───── RAW DATA ─────

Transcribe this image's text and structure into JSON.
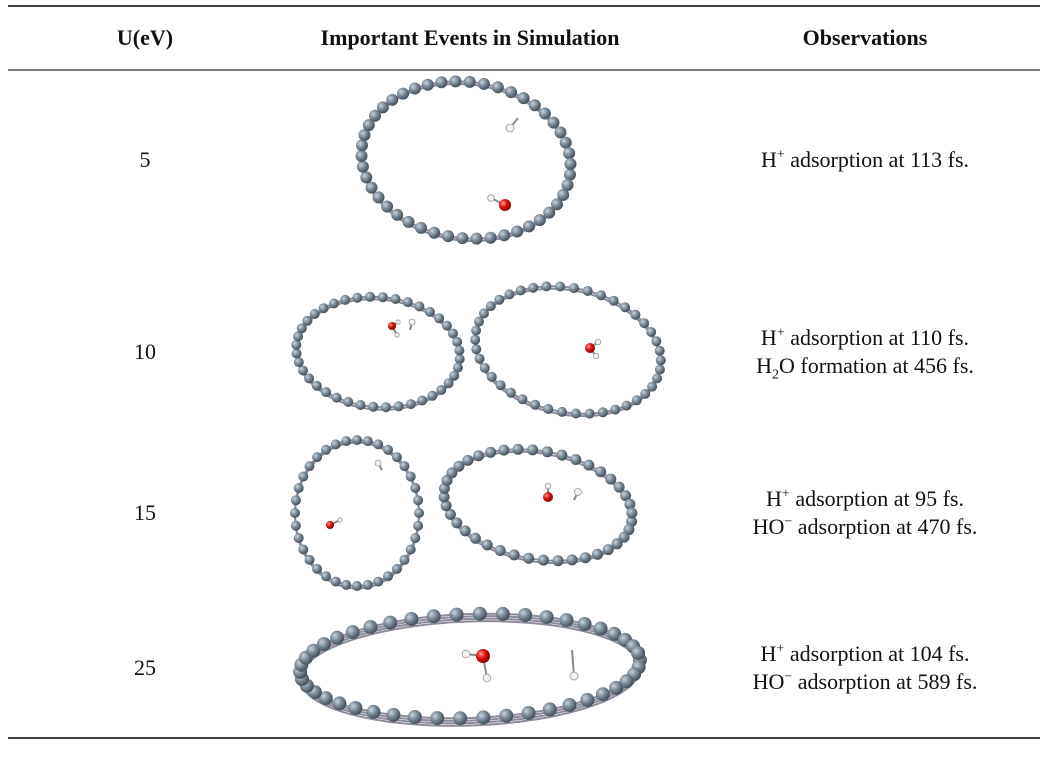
{
  "table": {
    "headers": [
      "U(eV)",
      "Important Events in Simulation",
      "Observations"
    ],
    "rows": [
      {
        "u": 5,
        "observations": [
          [
            {
              "text": "H"
            },
            {
              "sup": "+"
            },
            {
              "text": " adsorption at 113 fs."
            }
          ]
        ]
      },
      {
        "u": 10,
        "observations": [
          [
            {
              "text": "H"
            },
            {
              "sup": "+"
            },
            {
              "text": " adsorption at 110 fs."
            }
          ],
          [
            {
              "text": "H"
            },
            {
              "sub": "2"
            },
            {
              "text": "O formation at 456 fs."
            }
          ]
        ]
      },
      {
        "u": 15,
        "observations": [
          [
            {
              "text": "H"
            },
            {
              "sup": "+"
            },
            {
              "text": " adsorption at 95 fs."
            }
          ],
          [
            {
              "text": "HO"
            },
            {
              "sup": "−"
            },
            {
              "text": " adsorption at 470 fs."
            }
          ]
        ]
      },
      {
        "u": 25,
        "observations": [
          [
            {
              "text": "H"
            },
            {
              "sup": "+"
            },
            {
              "text": " adsorption at 104 fs."
            }
          ],
          [
            {
              "text": "HO"
            },
            {
              "sup": "−"
            },
            {
              "text": " adsorption at 589 fs."
            }
          ]
        ]
      }
    ]
  }
}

─────

**PROBLEM STATEMENT:** Where a line in the entries holds "adsorption", copy that line.

**OUTPUT OF THE EXERCISE:**
              "text": " adsorption at 113 fs."
              "text": " adsorption at 110 fs."
              "text": " adsorption at 95 fs."
              "text": " adsorption at 470 fs."
              "text": " adsorption at 104 fs."
              "text": " adsorption at 589 fs."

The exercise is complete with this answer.